• [Tasks to complete]
1. Answer each question from the NSA essay, one line per answer. (a) How long has the writer worked in IT? (b) Does the writer work for the NSA as an employee or contractor? (c) According to the essay, when is information created?
2. Carry on with the NSA essay, starting right after its final sentence.

Have you ever thought about the capabilities of the NSA and their ability to spy on US citizens? Many people do not have the experience to comprehend the potential ability of the world’s greatest spy agency. I am not an employee or contractor for the NSA and as such I do not have any direct knowledge of their capabilities. However, I have been in IT for well over 3 decades in varying capacities. That experience gives me the ability to provide some history of IT capabilities and to provide some scope for the size of the NSA.
By Dave H, a reader of SHTFBlog
For the IT savvy forgive me. For the rest of you let’s start with some background information. What is the difference between data and information? An easy way to think of this is your phone book. The collection of names, numbers and addresses is data. In of itself it has no value. However, when you look up a number you retrieve information. Information is created when data is used to answer a question.

• [Entries shown]

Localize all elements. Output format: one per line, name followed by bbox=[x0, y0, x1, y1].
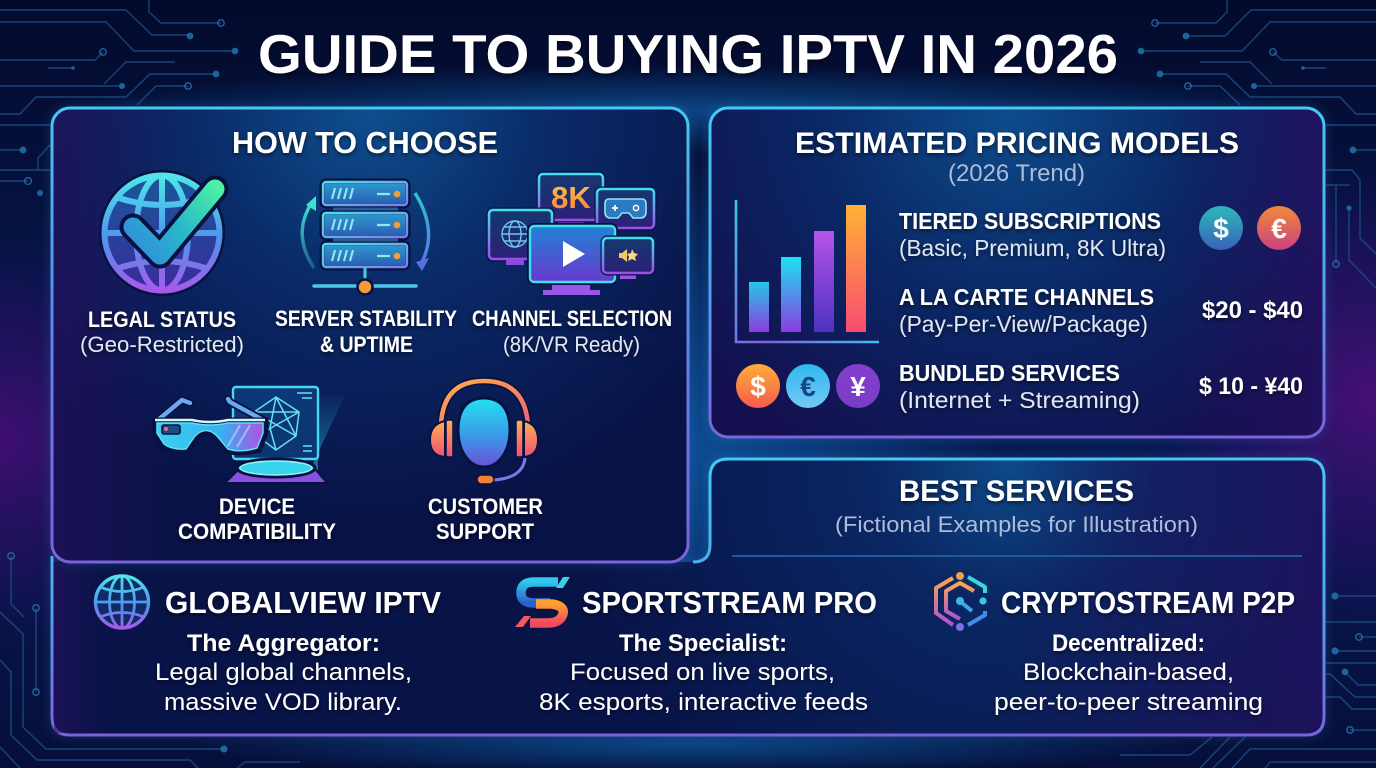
label: SERVER STABILITY bbox=[275, 306, 457, 331]
item: channel selection bbox=[472, 174, 672, 357]
bundled services row bbox=[736, 360, 1303, 413]
icon: cluster of screens: 8K bbox=[551, 180, 591, 215]
a la carte row bbox=[899, 284, 1303, 337]
icon: globe logo bbox=[96, 576, 148, 628]
label: (Geo-Restricted) bbox=[80, 332, 244, 357]
icon: cluster of screens bbox=[489, 174, 654, 295]
pricing frame bbox=[710, 108, 1324, 437]
price: $20 - $40 bbox=[1202, 297, 1303, 324]
divider bbox=[732, 555, 1302, 557]
label: DEVICE bbox=[219, 494, 295, 519]
service description: 8K esports, interactive feeds bbox=[539, 689, 868, 716]
row text: TIERED SUBSCRIPTIONS bbox=[899, 208, 1161, 234]
tiered subscriptions row bbox=[899, 206, 1301, 261]
icon: euro coin bbox=[1257, 206, 1301, 250]
item: customer support bbox=[428, 381, 543, 544]
icon: S logo bbox=[515, 577, 570, 627]
label: CHANNEL SELECTION bbox=[472, 306, 672, 331]
service: globalview iptv bbox=[96, 576, 441, 716]
service description bbox=[994, 630, 1263, 716]
row text: (Pay-Per-View/Package) bbox=[899, 311, 1148, 337]
how to choose heading: HOW TO CHOOSE bbox=[232, 125, 498, 160]
label: & UPTIME bbox=[320, 332, 413, 357]
row text: A LA CARTE CHANNELS bbox=[899, 284, 1154, 310]
best services subheading: (Fictional Examples for Illustration) bbox=[835, 512, 1198, 537]
panel: best services bbox=[52, 459, 1324, 735]
service: sportstream pro bbox=[515, 577, 877, 716]
row text: (Internet + Streaming) bbox=[899, 387, 1140, 413]
item: server stability bbox=[275, 181, 457, 357]
service description: Focused on live sports, bbox=[570, 659, 835, 686]
label: CUSTOMER bbox=[428, 494, 543, 519]
label bbox=[178, 494, 336, 544]
icon: globe with check mark bbox=[102, 173, 222, 293]
service description: Legal global channels, bbox=[155, 659, 412, 686]
service: cryptostream p2p bbox=[936, 572, 1295, 716]
service name: GLOBALVIEW IPTV bbox=[165, 585, 441, 620]
icon: euro coin: € bbox=[1271, 213, 1287, 244]
panel: how to choose bbox=[52, 108, 693, 562]
icon: yen coin bbox=[836, 364, 880, 408]
service description bbox=[155, 630, 412, 716]
label bbox=[472, 306, 672, 357]
how to choose frame bbox=[52, 108, 693, 562]
service description: The Aggregator: bbox=[187, 630, 380, 657]
label bbox=[80, 307, 244, 357]
icon: euro coin bbox=[786, 364, 830, 408]
icon: dollar coin bbox=[1199, 206, 1243, 250]
icon: dollar coin: $ bbox=[1213, 213, 1229, 244]
service description bbox=[539, 630, 868, 716]
icon: dollar coin bbox=[736, 364, 780, 408]
bar chart bbox=[736, 200, 879, 342]
label: LEGAL STATUS bbox=[88, 307, 236, 332]
label bbox=[428, 494, 543, 544]
label: COMPATIBILITY bbox=[178, 519, 336, 544]
row text: (Basic, Premium, 8K Ultra) bbox=[899, 235, 1166, 261]
icon: server rack with cycle arrows bbox=[302, 181, 429, 294]
service name: SPORTSTREAM PRO bbox=[582, 585, 877, 620]
panel: estimated pricing models bbox=[710, 108, 1324, 437]
label: (8K/VR Ready) bbox=[503, 332, 640, 357]
icon: yen coin: ¥ bbox=[850, 371, 866, 402]
service description: Decentralized: bbox=[1052, 630, 1205, 657]
row text: BUNDLED SERVICES bbox=[899, 360, 1120, 386]
row text bbox=[899, 284, 1154, 337]
item: legal status bbox=[80, 173, 244, 357]
pricing subheading: (2026 Trend) bbox=[948, 160, 1085, 187]
service description: Blockchain-based, bbox=[1023, 659, 1234, 686]
service description: massive VOD library. bbox=[164, 689, 402, 716]
icon: headset bbox=[430, 381, 538, 484]
service description: The Specialist: bbox=[619, 630, 787, 657]
label bbox=[275, 306, 457, 357]
row text bbox=[899, 208, 1166, 261]
pricing heading: ESTIMATED PRICING MODELS bbox=[795, 127, 1239, 160]
title: GUIDE TO BUYING IPTV IN 2026 bbox=[258, 23, 1118, 85]
icon: smart glasses with hologram bbox=[153, 387, 345, 483]
item: device compatibility bbox=[153, 387, 345, 544]
price: $ 10 - ¥40 bbox=[1199, 373, 1303, 400]
label: SUPPORT bbox=[436, 519, 535, 544]
icon: hexagon chain logo bbox=[936, 572, 987, 631]
service name: CRYPTOSTREAM P2P bbox=[1001, 585, 1295, 620]
icon: euro coin: € bbox=[800, 371, 816, 402]
best services heading: BEST SERVICES bbox=[899, 475, 1134, 508]
row text bbox=[899, 360, 1140, 413]
icon: dollar coin: $ bbox=[750, 371, 766, 402]
best services frame bbox=[52, 459, 1324, 735]
service description: peer-to-peer streaming bbox=[994, 689, 1263, 716]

• [Solved tasks]
1.
(a) Well over three decades, in varying capacities.
(b) No, the writer is neither an employee nor a contractor for the NSA.
(c) When data is used to answer a question.

2.
A query is a question or an interrogation of data that provides information. Metadata is simply data about data. When you call someone your conversation is the data. The metadata is the data that this number called that number on this date for this duration. Another concept is Moore’s Law (Gordon Moore pictured right). Moore’s law states that computing power will double every 2 years. Moore’s law can be roughly applied to data storage as well. Keep in mind the power of 2. So if you start with 1 in 2 years it will double to 2 in 2 more years it grows to 4 and in 2 more years it grows to 8. Enough definitions let’s talk about some history. Back in the early 1980’s I worked on an inverted list architecture data base called Model 204. When I worked on this system we were told that it was developed by the CIA. It used a bit map index structure to provide extremely fast answers to queries. However, it had problems. It was very slow to store data and if it was presented with a query that was not indexed, it would attempt to resolve the request by walking through the database one record at a time.
For example if you presented a query that said “Tell me all the oil wells drilled in Oklahoma?” M204 would instantly provide that response. That would probably be too much data. So let’s narrow the scope. Tell me all the wells in Oklahoma in these 5 counties that were operated by Anadarko. It would also give that answer instantly because all of these fields in the query were indexed when the data was stored. If we added another field to the query that was not indexed the database would walk through every record to resolve the query. So, tell me all the wells drilled in Oklahoma in these five counties operated by Anadarko and used a 3” diameter pipe would take the system hours to resolve. So, 1970’s technology allowed for instant responses for queries that were predefined with the proper index structures. Another point of reference for the 1980’s is in data storage. We kept track of 3 million oil wells with 45GB of storage. To put this in context you can put 128GB of storage in an iPhone 6.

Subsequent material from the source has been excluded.